▶ [Aim of the exercise]: The job is to find each line in the entries holding the string "germinales" and copy that line.
━━━━━ Given entries ━━━━━
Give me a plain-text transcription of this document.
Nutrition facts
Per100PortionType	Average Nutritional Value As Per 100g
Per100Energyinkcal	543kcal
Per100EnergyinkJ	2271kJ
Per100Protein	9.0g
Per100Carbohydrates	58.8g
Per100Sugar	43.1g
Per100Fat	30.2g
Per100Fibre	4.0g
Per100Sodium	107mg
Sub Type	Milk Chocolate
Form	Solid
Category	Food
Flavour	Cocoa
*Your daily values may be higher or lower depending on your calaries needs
━━━━━
━━━━━ Given entries ━━━━━
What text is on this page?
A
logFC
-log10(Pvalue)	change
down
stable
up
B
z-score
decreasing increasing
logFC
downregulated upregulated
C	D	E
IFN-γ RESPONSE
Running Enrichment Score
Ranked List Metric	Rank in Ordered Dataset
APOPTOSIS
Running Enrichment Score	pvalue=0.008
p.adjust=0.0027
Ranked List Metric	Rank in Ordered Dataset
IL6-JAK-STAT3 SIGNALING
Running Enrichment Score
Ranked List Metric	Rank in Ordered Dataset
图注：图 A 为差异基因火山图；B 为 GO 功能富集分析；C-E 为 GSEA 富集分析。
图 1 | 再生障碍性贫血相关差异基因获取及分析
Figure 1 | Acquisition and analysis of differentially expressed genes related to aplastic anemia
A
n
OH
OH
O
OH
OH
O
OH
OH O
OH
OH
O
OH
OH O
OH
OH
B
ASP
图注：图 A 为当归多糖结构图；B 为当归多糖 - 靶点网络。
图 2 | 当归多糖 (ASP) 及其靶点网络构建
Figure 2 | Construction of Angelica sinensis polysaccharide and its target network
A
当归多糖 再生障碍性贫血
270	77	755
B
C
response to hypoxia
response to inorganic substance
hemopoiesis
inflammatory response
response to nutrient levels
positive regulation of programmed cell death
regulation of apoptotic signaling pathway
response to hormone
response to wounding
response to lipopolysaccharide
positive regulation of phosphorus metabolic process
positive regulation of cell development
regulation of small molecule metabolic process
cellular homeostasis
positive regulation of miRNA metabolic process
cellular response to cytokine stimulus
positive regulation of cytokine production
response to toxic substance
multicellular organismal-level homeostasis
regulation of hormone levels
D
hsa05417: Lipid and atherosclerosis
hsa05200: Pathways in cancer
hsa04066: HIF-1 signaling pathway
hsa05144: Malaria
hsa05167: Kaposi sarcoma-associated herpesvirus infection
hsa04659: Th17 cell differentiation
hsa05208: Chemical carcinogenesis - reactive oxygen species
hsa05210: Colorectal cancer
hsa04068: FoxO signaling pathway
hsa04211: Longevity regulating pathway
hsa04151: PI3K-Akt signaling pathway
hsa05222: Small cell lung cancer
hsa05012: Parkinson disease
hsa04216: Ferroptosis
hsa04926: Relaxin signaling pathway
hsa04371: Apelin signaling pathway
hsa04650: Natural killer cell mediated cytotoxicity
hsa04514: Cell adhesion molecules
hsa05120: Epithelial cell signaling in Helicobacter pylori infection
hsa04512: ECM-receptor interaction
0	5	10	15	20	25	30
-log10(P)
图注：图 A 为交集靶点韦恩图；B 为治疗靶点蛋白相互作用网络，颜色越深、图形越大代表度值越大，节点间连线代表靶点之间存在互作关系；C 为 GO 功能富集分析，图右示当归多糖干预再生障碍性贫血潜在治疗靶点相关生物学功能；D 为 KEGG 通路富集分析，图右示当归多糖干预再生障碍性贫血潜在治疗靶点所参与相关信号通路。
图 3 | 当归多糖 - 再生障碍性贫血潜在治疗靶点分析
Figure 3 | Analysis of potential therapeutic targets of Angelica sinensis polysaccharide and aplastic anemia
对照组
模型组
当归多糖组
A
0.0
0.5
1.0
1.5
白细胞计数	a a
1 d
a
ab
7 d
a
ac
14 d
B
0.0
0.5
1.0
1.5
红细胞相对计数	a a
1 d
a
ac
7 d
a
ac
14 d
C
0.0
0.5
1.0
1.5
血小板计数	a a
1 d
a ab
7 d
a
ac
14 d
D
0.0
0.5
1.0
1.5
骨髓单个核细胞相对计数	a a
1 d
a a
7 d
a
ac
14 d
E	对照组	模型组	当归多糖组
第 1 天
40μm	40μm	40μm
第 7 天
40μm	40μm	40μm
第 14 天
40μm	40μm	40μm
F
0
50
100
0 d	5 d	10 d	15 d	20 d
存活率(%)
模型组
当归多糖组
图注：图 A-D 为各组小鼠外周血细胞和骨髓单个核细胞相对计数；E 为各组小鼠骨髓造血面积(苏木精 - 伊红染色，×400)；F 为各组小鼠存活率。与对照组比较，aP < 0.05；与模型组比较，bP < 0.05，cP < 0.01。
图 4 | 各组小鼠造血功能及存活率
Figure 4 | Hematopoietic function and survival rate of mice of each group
━━━━━
━━━━━ Given entries ━━━━━
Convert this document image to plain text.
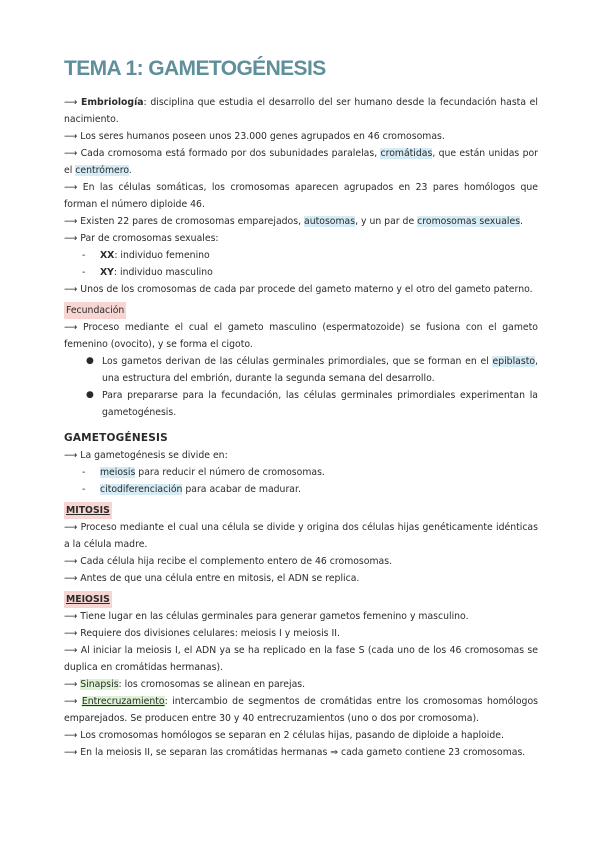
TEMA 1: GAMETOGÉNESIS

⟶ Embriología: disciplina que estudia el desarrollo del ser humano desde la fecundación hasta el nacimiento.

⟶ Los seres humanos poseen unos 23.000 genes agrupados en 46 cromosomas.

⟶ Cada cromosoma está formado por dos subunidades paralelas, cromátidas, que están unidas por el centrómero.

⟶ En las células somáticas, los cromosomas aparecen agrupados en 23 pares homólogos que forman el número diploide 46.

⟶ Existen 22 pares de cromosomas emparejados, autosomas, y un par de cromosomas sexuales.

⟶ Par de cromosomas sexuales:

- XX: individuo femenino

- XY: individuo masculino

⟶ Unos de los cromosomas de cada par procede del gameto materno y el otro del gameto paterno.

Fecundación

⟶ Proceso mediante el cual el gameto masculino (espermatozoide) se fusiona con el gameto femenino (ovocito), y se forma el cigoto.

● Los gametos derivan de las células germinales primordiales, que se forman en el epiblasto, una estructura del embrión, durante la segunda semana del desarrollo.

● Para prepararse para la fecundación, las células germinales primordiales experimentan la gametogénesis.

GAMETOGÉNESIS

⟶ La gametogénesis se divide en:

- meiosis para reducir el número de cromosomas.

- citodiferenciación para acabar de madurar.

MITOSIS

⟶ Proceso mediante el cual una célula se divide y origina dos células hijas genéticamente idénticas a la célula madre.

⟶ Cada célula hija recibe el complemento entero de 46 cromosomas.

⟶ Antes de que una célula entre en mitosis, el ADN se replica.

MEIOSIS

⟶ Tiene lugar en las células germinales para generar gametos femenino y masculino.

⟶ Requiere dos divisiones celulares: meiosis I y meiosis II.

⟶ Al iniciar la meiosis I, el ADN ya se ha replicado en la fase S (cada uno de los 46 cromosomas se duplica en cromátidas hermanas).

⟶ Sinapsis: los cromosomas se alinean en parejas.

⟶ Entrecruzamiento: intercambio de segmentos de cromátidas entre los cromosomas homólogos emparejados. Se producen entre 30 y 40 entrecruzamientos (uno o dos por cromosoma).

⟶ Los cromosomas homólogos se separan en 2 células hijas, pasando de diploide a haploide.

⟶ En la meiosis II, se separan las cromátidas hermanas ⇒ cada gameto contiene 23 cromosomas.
━━━━━
▶ [Output below]:
● Los gametos derivan de las células germinales primordiales, que se forman en el epiblasto, una estructura del embrión, durante la segunda semana del desarrollo.
● Para prepararse para la fecundación, las células germinales primordiales experimentan la gametogénesis.
⟶ Tiene lugar en las células germinales para generar gametos femenino y masculino.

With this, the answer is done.